#### Task to carry out
Print all of the lines exactly. Any picture among them stays out.

[start of Data rows]

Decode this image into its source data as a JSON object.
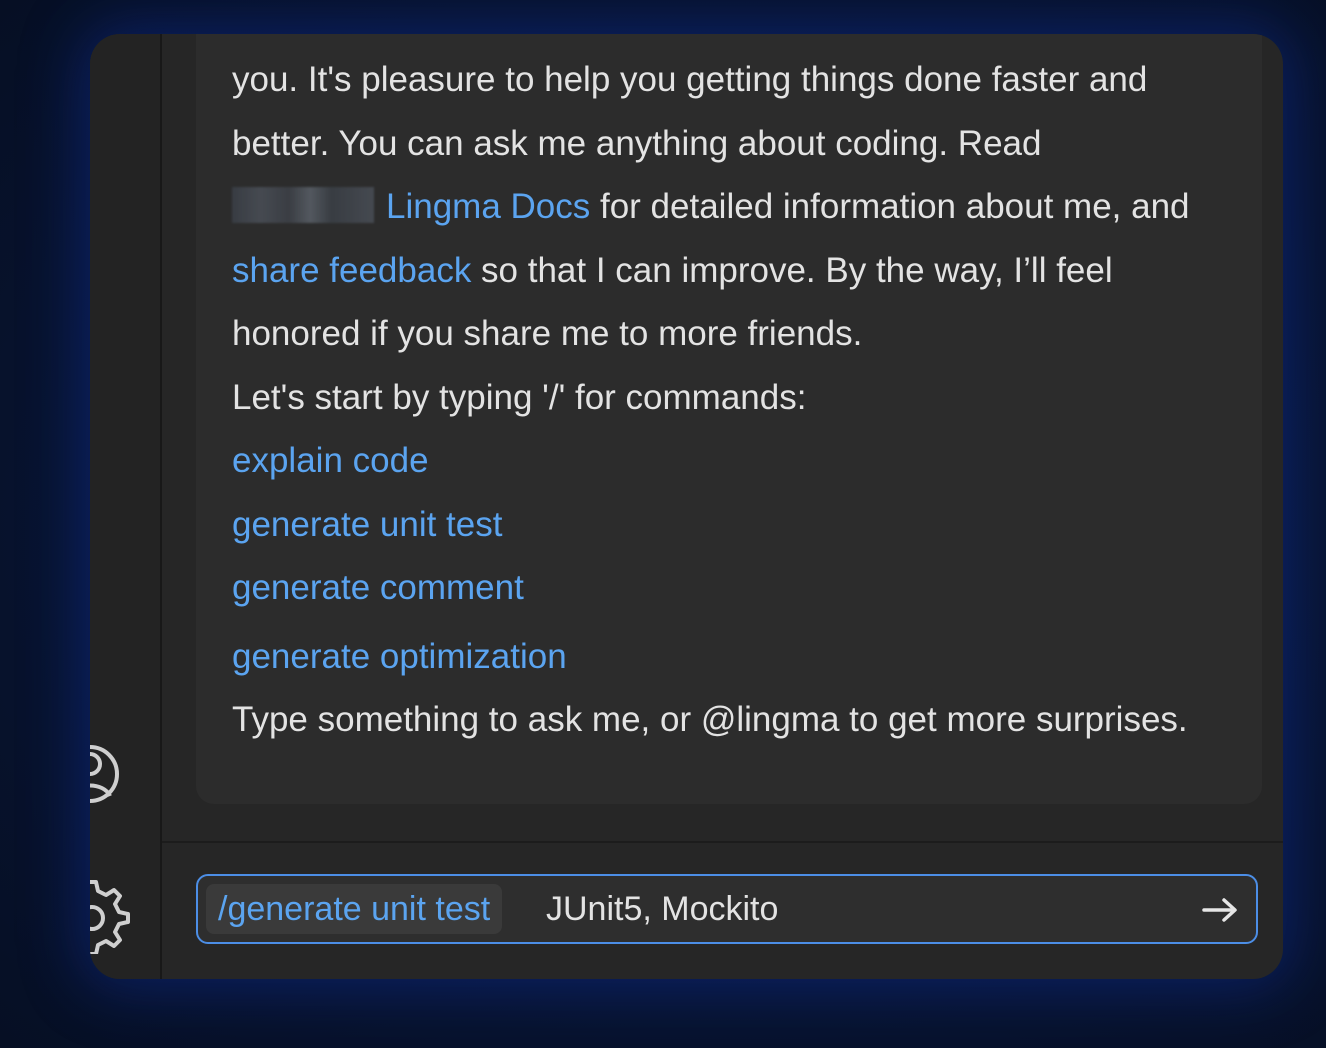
{
  "message": {
    "line1": "you. It's pleasure to help you getting things done faster and better. You can ask me anything about coding. Read",
    "docs_link": "Lingma Docs",
    "line2": " for detailed information about me, and ",
    "feedback_link": "share feedback",
    "line3": " so that I can improve. By the way, I’ll feel honored if you share me to more friends.",
    "commands_intro": "Let's start by typing '/' for commands:",
    "commands": [
      "explain code",
      "generate unit test",
      "generate comment",
      "generate optimization"
    ],
    "outro": "Type something to ask me, or @lingma to get more surprises."
  },
  "input": {
    "command_chip": "/generate unit test",
    "value": "JUnit5, Mockito"
  },
  "icons": {
    "user": "user-icon",
    "settings": "gear-icon",
    "send": "arrow-right-icon"
  },
  "colors": {
    "link": "#5ba4f0",
    "input_border": "#4c8ee6",
    "text": "#e3e3e3",
    "panel": "#262626"
  }
}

[end of Data rows]

#### Exercise solution
Decode this image into its source data as a JSON object.
{
  "message": {
    "line1": "you. It's pleasure to help you getting things done faster and better. You can ask me anything about coding. Read",
    "docs_link": "Lingma Docs",
    "line2": " for detailed information about me, and ",
    "feedback_link": "share feedback",
    "line3": " so that I can improve. By the way, I’ll feel honored if you share me to more friends.",
    "commands_intro": "Let's start by typing '/' for commands:",
    "commands": [
      "explain code",
      "generate unit test",
      "generate comment",
      "generate optimization"
    ],
    "outro": "Type something to ask me, or @lingma to get more surprises."
  },
  "input": {
    "command_chip": "/generate unit test",
    "value": "JUnit5, Mockito"
  },
  "icons": {
    "user": "user-icon",
    "settings": "gear-icon",
    "send": "arrow-right-icon"
  },
  "colors": {
    "link": "#5ba4f0",
    "input_border": "#4c8ee6",
    "text": "#e3e3e3",
    "panel": "#262626"
  }
}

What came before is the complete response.